-- start --

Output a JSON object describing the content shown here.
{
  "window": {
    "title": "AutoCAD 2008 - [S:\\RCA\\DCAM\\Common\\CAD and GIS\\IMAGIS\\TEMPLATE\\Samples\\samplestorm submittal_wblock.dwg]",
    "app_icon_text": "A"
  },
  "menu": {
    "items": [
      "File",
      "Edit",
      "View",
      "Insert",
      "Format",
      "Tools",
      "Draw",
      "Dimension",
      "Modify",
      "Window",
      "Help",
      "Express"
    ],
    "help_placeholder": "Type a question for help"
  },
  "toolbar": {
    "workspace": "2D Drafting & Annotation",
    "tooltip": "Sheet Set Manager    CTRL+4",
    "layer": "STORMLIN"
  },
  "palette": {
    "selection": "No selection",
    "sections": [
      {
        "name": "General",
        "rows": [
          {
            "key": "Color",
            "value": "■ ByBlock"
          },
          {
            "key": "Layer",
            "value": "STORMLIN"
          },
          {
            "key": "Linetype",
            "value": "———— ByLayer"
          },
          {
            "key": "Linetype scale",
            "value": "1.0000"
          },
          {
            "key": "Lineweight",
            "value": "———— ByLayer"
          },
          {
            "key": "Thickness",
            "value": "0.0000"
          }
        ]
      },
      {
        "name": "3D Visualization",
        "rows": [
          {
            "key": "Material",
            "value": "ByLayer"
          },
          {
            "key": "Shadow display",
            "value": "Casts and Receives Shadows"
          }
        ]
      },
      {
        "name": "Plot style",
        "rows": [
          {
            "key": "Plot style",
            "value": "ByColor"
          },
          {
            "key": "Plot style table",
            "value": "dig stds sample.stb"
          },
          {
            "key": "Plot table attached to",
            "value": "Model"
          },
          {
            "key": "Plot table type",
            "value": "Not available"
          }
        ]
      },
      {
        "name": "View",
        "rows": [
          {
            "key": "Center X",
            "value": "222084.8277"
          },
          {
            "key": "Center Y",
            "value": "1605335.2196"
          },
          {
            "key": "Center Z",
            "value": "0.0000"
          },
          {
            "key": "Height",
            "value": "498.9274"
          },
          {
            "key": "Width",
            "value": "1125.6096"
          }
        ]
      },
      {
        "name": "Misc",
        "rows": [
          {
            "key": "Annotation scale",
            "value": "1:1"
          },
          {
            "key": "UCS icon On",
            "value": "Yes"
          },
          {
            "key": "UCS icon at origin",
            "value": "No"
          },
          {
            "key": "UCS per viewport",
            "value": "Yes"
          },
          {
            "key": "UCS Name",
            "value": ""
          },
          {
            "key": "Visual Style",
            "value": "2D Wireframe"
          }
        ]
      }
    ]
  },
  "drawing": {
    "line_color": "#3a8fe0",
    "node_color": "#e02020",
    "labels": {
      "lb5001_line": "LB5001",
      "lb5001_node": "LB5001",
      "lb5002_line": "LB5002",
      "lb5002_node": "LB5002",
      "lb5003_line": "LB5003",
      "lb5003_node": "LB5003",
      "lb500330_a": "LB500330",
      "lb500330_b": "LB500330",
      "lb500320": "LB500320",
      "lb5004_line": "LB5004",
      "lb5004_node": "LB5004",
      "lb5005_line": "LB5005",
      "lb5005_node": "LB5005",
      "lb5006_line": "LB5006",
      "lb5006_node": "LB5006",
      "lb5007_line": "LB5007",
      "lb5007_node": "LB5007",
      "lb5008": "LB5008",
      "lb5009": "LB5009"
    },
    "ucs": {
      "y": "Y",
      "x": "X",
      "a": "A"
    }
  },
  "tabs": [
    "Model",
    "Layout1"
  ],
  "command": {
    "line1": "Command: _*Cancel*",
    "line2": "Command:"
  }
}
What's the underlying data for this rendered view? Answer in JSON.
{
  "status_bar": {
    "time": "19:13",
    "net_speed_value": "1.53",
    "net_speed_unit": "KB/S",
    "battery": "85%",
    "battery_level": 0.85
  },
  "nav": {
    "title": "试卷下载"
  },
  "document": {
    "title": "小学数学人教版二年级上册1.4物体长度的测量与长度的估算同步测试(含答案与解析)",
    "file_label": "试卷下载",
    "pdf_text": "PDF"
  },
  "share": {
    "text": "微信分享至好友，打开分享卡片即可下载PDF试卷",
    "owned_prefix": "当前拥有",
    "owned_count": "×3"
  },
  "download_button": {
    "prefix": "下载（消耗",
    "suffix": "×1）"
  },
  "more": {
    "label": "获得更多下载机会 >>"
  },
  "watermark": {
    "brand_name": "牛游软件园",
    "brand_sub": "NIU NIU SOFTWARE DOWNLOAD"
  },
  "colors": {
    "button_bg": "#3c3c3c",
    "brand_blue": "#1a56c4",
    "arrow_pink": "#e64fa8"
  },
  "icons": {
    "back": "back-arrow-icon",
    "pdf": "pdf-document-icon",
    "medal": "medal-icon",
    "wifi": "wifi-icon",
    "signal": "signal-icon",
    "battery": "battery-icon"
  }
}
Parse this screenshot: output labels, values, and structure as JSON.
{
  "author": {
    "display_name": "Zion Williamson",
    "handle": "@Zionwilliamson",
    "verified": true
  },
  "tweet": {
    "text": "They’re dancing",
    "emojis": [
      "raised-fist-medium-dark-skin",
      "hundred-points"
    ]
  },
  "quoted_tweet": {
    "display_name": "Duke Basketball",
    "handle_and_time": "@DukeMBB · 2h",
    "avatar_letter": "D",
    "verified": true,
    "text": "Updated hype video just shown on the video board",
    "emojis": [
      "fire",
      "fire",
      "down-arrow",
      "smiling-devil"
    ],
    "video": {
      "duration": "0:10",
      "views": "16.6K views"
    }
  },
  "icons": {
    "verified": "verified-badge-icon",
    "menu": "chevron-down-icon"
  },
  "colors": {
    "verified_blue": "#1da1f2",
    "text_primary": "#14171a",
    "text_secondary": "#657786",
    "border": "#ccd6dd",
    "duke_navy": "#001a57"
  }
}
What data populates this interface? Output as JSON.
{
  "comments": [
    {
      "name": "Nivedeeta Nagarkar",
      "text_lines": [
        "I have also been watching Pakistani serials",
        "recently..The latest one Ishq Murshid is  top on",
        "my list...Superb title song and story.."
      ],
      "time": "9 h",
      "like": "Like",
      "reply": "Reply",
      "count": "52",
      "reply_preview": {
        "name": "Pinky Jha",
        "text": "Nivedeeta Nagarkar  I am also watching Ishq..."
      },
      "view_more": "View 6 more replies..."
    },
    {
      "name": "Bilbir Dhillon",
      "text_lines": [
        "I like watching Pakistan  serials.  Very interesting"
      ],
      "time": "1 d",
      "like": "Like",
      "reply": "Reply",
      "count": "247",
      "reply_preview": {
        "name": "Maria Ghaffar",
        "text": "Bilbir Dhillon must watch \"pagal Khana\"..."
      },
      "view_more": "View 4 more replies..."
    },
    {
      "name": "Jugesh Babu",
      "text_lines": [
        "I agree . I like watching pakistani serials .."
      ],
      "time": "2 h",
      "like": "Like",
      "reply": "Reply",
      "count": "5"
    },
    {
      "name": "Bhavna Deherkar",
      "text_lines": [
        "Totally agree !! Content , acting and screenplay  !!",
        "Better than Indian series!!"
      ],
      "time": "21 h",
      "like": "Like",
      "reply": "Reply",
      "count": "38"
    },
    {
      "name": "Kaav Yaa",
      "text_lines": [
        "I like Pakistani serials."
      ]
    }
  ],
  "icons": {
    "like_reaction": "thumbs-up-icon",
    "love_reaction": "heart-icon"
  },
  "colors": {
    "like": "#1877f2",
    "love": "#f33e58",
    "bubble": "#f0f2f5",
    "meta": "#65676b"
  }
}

-- end --

• [The exercise]:
Scan the material above for the string "scale" and return the lines that hold it.

• [Final result]:
            "key": "Linetype scale",
            "key": "Annotation scale",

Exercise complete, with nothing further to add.